## Goal of the exercise
Retype the listing from the line with "Output 3 of" up to and including the line with "slice-label: Réduction mobilité", omitting the pictures from your answer.

## Data shown
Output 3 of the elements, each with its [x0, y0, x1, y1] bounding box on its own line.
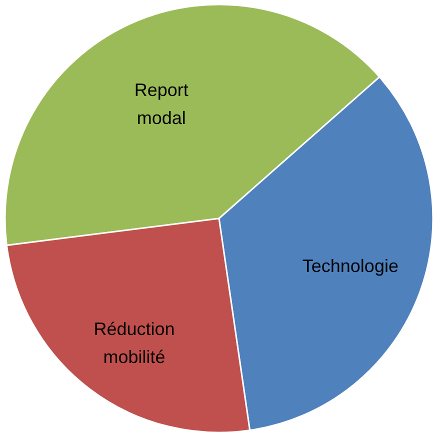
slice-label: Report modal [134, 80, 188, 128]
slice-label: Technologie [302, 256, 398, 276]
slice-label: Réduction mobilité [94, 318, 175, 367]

...

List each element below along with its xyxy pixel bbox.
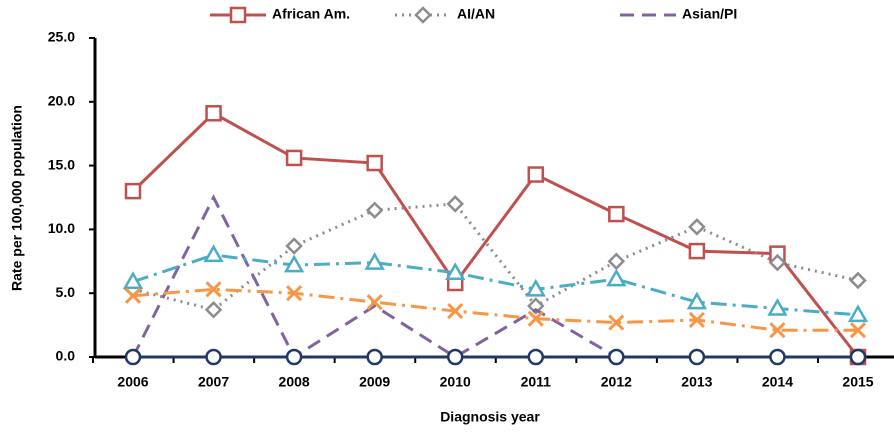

## Response to the exercise
Output 3 of the elements, each with its [x0, y0, x1, y1] bounding box on its own line.
slice-label: Report modal [134, 80, 188, 128]
slice-label: Technologie [302, 256, 398, 276]
slice-label: Réduction mobilité [94, 318, 175, 367]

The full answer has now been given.